START Text segment
Microsoft Research has unveiled AsgardBench, a new benchmark designed to rigorously test the ability of AI agents to plan and adapt tasks based on visual input. This development addresses a critical gap in evaluating embodied AI, which requires agents to interact with and understand their environment.
Unlike previous benchmarks that often bundle perception, navigation, and control, AsgardBench isolates the crucial aspect of visually grounded interactive planning. It challenges AI agents to adjust their actions in simulated household tasks when visual observations contradict their initial assumptions. This is vital for creating robots and AI systems capable of navigating the unpredictable real world.
The benchmark, detailed in the paper "AsgardBench — Evaluating Visually Grounded Interactive Planning Under Minimal Feedback," presents AI agents with 108 controlled task instances across 12 categories. The core idea is simple: give an agent a goal, let it see the environment, and observe if it can revise its plan when reality doesn't match expectations. For example, an agent tasked with cleaning a mug might find it already clean or the sink already full, requiring a plan modification.
Focus on Adaptation, Not Just Execution
Built upon the AI2-THOR simulation environment, AsgardBench provides agents with a limited action set (find, pickup, put, clean, toggle_on/off) and visual input. At each step, the agent proposes a full plan, but only the first action is executed. This forces continuous re-evaluation and adaptation, moving beyond static, pre-scripted behaviors. The focus is squarely on AI agent plan adaptation, not on basic navigation or object manipulation.
This approach means that identical instructions can necessitate different action sequences depending on the observed state of objects and the environment. The benchmark emphasizes the agent's capacity to notice subtle visual cues, like whether a mug is dirty or a faucet is running, and to maintain task context across multiple steps.
END Text segment
START Source material
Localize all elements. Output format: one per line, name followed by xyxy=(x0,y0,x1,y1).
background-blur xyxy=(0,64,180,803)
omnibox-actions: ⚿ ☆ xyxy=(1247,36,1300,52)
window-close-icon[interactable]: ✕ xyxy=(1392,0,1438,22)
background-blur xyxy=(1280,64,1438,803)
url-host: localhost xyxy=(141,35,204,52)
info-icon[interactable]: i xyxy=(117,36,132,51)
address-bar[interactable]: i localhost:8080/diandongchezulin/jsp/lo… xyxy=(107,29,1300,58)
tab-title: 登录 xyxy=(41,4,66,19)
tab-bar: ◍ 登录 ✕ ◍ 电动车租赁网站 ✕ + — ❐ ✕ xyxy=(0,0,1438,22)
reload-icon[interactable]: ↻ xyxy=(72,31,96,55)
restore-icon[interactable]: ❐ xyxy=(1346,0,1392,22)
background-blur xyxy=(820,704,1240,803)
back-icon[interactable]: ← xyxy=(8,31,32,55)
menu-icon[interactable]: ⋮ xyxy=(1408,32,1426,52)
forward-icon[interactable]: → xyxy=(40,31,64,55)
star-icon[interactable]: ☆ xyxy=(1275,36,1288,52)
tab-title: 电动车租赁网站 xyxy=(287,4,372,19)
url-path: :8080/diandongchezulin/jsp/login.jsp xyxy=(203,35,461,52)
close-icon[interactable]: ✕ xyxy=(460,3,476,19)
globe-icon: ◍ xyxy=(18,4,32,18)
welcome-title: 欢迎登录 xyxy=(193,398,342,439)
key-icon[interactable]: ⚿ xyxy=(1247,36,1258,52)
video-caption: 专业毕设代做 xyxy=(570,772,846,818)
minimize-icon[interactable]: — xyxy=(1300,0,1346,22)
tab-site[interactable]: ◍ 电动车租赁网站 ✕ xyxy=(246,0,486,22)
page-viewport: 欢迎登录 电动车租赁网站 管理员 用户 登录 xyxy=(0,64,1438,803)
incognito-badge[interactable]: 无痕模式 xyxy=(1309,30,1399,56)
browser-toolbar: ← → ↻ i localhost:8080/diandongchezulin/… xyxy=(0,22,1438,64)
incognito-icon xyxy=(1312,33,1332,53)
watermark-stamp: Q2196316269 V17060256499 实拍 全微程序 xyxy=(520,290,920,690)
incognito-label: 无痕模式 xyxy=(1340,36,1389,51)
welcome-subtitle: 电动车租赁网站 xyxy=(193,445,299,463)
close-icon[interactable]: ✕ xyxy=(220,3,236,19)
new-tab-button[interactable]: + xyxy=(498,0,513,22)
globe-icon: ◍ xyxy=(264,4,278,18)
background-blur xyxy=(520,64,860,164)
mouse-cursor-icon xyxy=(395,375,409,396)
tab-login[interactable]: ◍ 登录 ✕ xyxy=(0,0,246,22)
END Source material
• Exercise instructions:
A – What actions make up the limited action set that the AsgardBench text says agents are given?
B – According to the AsgardBench text, how many controlled task instances does the benchmark present, and across how many categories?
C – Extend the article on AsgardBench, starting after its final sentence.
You can set the material aside; it is not needed here.

• Responses to the tasks:
A – find, pickup, put, clean, toggle_on/off

B – 108 task instances across 12 categories.

C –
Visual Input Proves Crucial
Initial testing on AsgardBench revealed that leading vision-capable models significantly outperform text-only agents. Success rates more than doubled when visual input was provided, underscoring the necessity of perception for effective planning. While detailed textual feedback improved performance, it could mask underlying issues that visual grounding directly addresses.
The tests also pinpointed recurring failure patterns: agents attempted impossible actions, entered repetitive loops, misidentified subtle visual states (clean/dirty, on/off), and lost track of their progress. These shortcomings highlight key areas for improvement: finer visual discrimination in cluttered scenes, more robust state tracking across steps, and better integration of visual perception into real-time plan revision.
AsgardBench serves as both a diagnostic tool and a development accelerator for embodied AI benchmark research. By varying feedback levels, researchers can isolate performance bottlenecks. Future advancements will likely focus on systems with stronger visual understanding, improved state management, and training methods that prioritize mid-task plan repair. The open-source nature of AsgardBench on GitHub promises to accelerate progress in this vital area of AI research.